_Extracted information_:
□ □ □ □

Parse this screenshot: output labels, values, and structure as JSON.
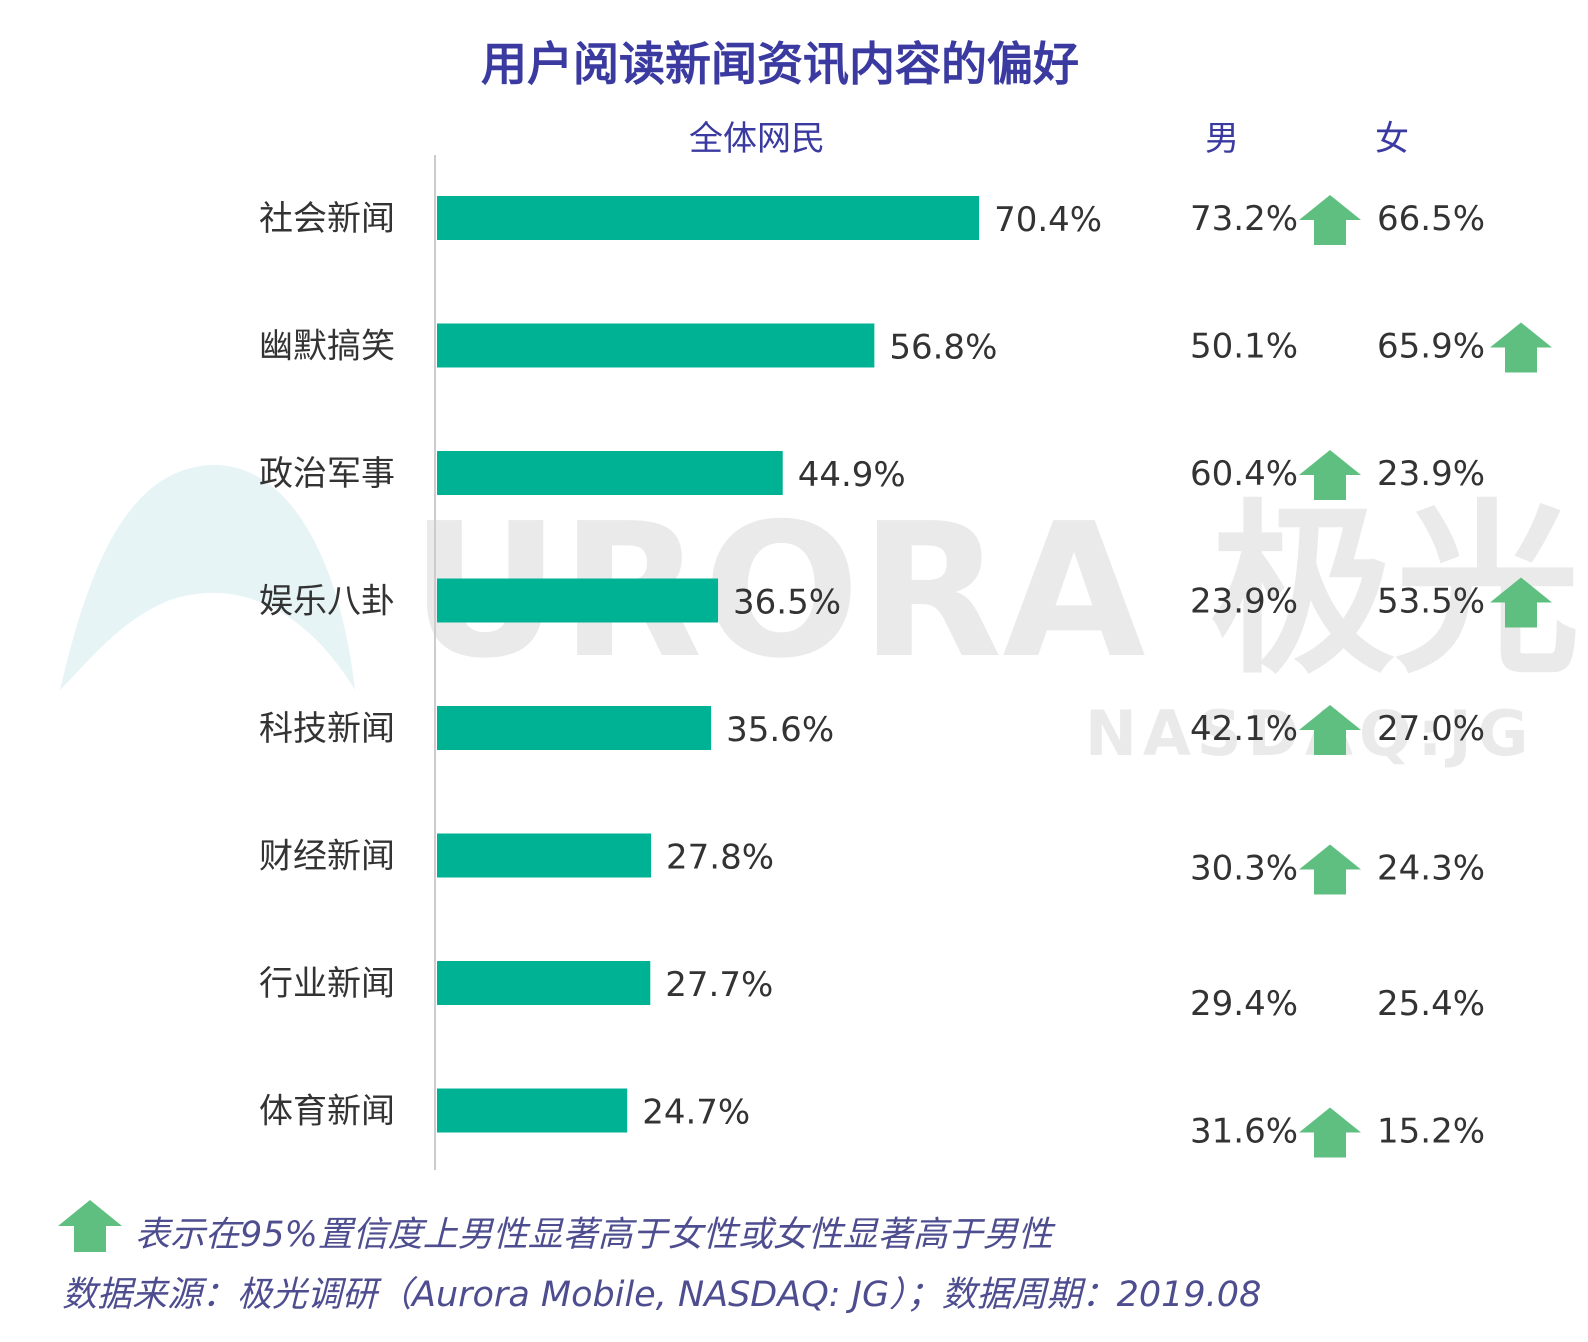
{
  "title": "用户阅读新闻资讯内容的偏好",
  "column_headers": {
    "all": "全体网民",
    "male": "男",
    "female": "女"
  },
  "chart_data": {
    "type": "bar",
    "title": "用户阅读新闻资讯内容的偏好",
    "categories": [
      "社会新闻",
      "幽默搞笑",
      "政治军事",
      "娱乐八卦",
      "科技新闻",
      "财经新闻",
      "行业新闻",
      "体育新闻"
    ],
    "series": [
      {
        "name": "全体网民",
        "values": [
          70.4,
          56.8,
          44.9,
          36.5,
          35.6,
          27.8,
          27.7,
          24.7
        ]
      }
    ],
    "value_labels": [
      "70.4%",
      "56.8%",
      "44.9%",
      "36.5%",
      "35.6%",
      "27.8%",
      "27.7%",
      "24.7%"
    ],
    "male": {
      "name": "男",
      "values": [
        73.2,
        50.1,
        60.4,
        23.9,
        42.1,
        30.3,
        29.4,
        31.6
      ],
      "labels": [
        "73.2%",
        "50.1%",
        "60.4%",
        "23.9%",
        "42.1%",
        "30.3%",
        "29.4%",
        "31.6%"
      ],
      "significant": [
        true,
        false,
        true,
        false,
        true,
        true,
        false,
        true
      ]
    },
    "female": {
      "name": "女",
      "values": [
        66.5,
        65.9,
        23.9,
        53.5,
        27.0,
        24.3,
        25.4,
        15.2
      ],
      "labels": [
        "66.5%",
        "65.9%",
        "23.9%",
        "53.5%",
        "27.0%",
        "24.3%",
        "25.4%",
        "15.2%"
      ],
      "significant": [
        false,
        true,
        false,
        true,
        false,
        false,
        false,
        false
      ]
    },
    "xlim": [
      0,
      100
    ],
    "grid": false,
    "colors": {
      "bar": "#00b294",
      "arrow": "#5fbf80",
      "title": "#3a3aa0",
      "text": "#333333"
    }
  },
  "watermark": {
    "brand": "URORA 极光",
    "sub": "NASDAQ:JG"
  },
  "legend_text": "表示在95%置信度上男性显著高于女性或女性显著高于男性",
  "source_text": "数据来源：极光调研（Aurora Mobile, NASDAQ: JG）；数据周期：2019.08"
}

□ □ □ □

Would you set down the listing exactly, omitting pictures?

_Reply_:
Parse this screenshot: output labels, values, and structure as JSON.
{
  "title": "用户阅读新闻资讯内容的偏好",
  "column_headers": {
    "all": "全体网民",
    "male": "男",
    "female": "女"
  },
  "chart_data": {
    "type": "bar",
    "title": "用户阅读新闻资讯内容的偏好",
    "categories": [
      "社会新闻",
      "幽默搞笑",
      "政治军事",
      "娱乐八卦",
      "科技新闻",
      "财经新闻",
      "行业新闻",
      "体育新闻"
    ],
    "series": [
      {
        "name": "全体网民",
        "values": [
          70.4,
          56.8,
          44.9,
          36.5,
          35.6,
          27.8,
          27.7,
          24.7
        ]
      }
    ],
    "value_labels": [
      "70.4%",
      "56.8%",
      "44.9%",
      "36.5%",
      "35.6%",
      "27.8%",
      "27.7%",
      "24.7%"
    ],
    "male": {
      "name": "男",
      "values": [
        73.2,
        50.1,
        60.4,
        23.9,
        42.1,
        30.3,
        29.4,
        31.6
      ],
      "labels": [
        "73.2%",
        "50.1%",
        "60.4%",
        "23.9%",
        "42.1%",
        "30.3%",
        "29.4%",
        "31.6%"
      ],
      "significant": [
        true,
        false,
        true,
        false,
        true,
        true,
        false,
        true
      ]
    },
    "female": {
      "name": "女",
      "values": [
        66.5,
        65.9,
        23.9,
        53.5,
        27.0,
        24.3,
        25.4,
        15.2
      ],
      "labels": [
        "66.5%",
        "65.9%",
        "23.9%",
        "53.5%",
        "27.0%",
        "24.3%",
        "25.4%",
        "15.2%"
      ],
      "significant": [
        false,
        true,
        false,
        true,
        false,
        false,
        false,
        false
      ]
    },
    "xlim": [
      0,
      100
    ],
    "grid": false,
    "colors": {
      "bar": "#00b294",
      "arrow": "#5fbf80",
      "title": "#3a3aa0",
      "text": "#333333"
    }
  },
  "watermark": {
    "brand": "URORA 极光",
    "sub": "NASDAQ:JG"
  },
  "legend_text": "表示在95%置信度上男性显著高于女性或女性显著高于男性",
  "source_text": "数据来源：极光调研（Aurora Mobile, NASDAQ: JG）；数据周期：2019.08"
}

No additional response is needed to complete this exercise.